Instruction
Look over the lines below. Report each one that includes the string "Field".

= = = = =

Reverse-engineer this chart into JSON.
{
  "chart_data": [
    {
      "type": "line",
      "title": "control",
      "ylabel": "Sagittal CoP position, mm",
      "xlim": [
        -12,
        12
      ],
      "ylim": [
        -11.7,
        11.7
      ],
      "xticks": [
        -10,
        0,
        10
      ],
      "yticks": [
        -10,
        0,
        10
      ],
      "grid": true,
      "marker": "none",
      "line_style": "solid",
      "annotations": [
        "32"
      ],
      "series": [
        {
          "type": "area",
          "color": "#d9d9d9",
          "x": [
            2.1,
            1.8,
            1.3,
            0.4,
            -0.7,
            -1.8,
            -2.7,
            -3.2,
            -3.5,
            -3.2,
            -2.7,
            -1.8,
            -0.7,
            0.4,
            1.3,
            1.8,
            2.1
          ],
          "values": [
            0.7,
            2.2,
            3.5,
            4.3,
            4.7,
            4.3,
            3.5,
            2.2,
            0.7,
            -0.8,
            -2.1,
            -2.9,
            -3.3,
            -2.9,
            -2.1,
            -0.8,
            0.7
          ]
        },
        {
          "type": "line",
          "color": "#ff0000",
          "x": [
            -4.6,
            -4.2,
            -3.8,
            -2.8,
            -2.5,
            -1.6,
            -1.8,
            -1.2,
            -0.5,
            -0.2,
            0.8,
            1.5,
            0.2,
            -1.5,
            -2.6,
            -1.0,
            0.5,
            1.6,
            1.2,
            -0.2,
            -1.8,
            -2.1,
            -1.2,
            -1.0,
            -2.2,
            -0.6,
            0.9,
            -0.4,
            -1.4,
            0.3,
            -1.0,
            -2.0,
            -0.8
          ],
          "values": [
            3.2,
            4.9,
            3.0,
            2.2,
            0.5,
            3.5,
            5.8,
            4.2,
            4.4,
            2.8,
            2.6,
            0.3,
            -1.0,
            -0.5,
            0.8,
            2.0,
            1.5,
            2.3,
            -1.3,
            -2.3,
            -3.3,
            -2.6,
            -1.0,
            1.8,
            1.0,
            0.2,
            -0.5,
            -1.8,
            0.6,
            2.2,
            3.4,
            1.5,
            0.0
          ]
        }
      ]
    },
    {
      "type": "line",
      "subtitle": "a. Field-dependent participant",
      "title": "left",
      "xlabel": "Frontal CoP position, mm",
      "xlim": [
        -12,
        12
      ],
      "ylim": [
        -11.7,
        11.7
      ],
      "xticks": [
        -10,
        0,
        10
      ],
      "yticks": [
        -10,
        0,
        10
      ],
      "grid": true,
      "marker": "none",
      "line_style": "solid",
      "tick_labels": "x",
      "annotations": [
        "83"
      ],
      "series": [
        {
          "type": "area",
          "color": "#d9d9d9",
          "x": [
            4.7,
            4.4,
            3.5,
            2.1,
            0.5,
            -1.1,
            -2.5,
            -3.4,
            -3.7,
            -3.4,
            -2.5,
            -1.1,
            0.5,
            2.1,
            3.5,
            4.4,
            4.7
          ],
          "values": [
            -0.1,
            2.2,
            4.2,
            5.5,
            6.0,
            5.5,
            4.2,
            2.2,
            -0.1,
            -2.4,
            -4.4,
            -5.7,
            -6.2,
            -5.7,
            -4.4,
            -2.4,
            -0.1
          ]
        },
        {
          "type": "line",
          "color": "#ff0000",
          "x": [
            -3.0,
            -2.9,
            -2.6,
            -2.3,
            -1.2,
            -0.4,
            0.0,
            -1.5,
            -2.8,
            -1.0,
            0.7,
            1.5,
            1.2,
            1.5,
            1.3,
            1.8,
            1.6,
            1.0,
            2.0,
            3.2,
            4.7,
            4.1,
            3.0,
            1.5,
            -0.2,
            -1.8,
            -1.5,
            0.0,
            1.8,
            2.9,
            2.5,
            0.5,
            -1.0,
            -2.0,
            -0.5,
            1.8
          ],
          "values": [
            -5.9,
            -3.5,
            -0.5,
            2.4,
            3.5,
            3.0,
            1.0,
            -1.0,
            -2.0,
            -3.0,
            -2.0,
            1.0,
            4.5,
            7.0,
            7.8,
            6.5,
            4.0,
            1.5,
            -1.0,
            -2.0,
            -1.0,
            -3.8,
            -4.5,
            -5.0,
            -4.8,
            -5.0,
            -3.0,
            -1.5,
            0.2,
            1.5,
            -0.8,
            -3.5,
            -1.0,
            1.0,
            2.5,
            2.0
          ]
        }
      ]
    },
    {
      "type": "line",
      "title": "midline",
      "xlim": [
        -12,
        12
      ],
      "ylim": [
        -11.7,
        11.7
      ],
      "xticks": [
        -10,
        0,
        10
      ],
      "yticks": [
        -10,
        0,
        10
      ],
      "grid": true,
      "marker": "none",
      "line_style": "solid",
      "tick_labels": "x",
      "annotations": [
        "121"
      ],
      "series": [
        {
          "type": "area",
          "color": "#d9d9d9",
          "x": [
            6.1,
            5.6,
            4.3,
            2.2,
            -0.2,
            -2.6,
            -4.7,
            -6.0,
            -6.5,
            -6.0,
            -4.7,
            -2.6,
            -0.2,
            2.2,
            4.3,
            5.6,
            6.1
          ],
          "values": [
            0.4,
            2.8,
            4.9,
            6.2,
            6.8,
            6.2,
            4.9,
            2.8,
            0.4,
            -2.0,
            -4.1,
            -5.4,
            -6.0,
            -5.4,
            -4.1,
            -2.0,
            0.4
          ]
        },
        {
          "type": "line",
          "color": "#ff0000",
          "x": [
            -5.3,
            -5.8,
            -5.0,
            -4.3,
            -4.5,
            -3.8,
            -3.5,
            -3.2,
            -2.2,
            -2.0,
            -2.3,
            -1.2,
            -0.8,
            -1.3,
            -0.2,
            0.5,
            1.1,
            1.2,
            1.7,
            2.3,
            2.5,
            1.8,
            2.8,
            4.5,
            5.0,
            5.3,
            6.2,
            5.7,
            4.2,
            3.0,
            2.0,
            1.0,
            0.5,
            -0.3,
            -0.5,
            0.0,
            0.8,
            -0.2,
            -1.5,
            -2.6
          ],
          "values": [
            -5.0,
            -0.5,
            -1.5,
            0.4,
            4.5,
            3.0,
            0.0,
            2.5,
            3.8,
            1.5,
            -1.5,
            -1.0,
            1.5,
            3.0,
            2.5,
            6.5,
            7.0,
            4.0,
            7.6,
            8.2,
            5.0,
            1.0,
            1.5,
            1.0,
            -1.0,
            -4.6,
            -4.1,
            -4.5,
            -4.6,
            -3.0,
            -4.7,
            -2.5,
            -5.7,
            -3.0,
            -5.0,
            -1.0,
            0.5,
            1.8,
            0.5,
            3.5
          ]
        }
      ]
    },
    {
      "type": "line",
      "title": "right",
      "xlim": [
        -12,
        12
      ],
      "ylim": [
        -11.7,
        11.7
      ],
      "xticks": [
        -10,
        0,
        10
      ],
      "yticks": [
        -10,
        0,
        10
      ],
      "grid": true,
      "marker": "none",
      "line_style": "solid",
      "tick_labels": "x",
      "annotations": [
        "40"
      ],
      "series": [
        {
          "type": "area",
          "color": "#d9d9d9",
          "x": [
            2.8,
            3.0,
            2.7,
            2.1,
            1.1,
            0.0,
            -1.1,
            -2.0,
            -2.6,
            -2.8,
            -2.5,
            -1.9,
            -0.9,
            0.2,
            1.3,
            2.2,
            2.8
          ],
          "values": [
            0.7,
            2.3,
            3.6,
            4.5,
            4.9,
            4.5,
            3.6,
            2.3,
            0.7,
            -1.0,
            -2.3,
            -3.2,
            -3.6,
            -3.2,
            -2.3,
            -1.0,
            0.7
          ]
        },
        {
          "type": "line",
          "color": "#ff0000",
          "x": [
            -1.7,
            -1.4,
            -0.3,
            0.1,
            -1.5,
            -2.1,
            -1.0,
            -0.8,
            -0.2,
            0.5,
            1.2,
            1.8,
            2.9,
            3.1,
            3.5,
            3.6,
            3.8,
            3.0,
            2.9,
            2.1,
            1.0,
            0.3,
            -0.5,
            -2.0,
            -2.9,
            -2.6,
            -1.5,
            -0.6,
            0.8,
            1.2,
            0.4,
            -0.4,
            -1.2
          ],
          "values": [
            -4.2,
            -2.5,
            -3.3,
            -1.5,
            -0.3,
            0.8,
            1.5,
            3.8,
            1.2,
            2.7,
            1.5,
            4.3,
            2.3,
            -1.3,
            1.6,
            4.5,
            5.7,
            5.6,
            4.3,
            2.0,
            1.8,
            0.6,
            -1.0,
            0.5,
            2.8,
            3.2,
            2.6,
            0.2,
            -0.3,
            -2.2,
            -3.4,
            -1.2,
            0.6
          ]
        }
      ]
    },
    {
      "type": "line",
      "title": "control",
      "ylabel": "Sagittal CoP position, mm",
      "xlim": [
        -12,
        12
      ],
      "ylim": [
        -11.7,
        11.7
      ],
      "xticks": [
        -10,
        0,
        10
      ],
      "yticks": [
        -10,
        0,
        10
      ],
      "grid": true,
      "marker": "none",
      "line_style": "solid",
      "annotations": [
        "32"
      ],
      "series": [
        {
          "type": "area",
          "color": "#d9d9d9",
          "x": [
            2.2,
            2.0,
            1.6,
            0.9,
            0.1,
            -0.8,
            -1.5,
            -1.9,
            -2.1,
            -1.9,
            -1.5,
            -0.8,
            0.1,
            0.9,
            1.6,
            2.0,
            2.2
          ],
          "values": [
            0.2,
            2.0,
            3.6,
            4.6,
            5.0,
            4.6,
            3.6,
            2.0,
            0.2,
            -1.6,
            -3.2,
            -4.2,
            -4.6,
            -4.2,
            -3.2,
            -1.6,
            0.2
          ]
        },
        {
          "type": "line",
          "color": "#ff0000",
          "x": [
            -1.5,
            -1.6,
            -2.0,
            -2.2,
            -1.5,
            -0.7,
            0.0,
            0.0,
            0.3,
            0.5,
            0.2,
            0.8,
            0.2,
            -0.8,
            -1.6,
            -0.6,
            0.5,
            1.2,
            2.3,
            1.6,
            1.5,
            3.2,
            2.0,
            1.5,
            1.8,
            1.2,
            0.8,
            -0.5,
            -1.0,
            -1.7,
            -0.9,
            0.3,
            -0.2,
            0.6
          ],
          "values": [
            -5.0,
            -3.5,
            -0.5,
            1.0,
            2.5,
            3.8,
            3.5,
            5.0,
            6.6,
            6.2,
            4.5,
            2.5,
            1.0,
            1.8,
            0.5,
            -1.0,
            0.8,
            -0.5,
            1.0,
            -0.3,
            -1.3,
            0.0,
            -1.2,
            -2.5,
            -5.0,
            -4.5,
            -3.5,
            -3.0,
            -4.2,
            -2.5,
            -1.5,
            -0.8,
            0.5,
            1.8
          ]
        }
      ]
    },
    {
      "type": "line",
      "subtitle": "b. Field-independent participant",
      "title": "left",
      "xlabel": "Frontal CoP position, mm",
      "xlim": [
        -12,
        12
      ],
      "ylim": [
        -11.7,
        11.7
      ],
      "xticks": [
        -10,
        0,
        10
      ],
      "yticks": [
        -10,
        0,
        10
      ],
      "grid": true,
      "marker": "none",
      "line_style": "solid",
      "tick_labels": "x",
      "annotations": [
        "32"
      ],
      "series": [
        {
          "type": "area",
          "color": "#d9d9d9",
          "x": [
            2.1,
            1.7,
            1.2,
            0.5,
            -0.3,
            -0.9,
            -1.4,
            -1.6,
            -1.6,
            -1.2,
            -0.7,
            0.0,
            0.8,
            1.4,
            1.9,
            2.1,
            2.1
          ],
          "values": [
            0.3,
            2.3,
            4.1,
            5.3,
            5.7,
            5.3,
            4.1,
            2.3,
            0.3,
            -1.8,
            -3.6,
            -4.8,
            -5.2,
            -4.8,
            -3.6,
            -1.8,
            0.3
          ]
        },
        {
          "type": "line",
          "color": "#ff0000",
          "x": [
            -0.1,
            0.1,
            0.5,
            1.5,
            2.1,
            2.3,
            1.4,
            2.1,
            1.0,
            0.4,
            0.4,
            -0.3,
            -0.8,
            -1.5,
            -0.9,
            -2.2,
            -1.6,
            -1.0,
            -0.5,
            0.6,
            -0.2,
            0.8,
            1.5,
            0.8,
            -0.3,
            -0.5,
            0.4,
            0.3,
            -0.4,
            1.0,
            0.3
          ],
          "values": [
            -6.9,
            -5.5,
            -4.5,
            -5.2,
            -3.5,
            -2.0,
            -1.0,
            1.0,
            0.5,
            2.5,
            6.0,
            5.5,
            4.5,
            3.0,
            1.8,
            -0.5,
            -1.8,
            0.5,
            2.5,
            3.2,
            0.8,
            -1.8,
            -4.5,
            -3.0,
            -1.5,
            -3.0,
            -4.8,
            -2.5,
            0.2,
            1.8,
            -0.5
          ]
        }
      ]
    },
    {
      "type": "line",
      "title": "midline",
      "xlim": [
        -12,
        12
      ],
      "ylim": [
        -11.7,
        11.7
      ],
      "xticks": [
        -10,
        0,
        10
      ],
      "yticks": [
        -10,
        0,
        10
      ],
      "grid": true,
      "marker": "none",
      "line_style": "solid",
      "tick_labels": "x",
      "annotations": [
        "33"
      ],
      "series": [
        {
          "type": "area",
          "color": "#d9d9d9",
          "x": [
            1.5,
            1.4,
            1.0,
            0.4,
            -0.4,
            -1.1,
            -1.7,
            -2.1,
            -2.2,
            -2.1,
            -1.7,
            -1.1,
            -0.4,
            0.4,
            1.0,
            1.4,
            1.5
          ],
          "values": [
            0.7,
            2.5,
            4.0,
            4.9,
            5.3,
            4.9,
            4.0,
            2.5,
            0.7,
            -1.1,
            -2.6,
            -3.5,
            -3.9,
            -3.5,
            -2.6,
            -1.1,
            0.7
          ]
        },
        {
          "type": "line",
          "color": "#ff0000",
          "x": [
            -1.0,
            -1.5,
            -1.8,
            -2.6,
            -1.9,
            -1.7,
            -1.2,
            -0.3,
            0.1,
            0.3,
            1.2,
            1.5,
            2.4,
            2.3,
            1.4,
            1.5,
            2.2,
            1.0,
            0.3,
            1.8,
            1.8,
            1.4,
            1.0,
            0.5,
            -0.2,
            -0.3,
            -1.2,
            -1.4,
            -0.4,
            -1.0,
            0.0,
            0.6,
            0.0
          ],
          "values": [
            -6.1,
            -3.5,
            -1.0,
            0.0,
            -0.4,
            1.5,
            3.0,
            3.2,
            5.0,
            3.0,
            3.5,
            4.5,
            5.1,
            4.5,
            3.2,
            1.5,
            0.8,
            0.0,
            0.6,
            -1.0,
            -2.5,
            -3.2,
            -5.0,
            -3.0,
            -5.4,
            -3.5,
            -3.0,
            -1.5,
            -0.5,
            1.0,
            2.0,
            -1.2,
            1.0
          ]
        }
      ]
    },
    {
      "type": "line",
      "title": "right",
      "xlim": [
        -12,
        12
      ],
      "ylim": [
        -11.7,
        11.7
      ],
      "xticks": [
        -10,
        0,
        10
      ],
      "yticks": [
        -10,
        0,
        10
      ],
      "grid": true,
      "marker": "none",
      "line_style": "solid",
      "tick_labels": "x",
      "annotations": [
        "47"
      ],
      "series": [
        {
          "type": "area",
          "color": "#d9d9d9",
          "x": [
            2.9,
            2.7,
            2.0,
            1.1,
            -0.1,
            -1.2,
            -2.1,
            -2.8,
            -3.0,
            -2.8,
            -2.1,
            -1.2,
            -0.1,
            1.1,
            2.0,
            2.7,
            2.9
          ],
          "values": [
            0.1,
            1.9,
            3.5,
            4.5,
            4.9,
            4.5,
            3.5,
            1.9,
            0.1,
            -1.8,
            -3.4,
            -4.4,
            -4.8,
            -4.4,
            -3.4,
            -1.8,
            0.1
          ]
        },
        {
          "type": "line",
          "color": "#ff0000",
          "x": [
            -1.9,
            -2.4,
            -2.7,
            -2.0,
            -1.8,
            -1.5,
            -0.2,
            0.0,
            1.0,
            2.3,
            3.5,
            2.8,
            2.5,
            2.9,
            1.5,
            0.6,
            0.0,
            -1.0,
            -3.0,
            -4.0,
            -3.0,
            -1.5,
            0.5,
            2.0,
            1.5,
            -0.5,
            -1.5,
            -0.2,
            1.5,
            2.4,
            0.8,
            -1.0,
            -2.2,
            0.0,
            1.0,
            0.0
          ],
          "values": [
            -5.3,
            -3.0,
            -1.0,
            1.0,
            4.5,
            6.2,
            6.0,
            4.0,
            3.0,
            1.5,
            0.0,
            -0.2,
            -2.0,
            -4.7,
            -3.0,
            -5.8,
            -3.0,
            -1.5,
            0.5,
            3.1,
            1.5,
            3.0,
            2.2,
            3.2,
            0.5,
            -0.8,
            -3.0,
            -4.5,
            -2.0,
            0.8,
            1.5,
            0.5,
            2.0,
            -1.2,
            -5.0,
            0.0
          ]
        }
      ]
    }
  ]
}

= = = = =

Complete output
      "subtitle": "a. Field-dependent participant",
      "subtitle": "b. Field-independent participant",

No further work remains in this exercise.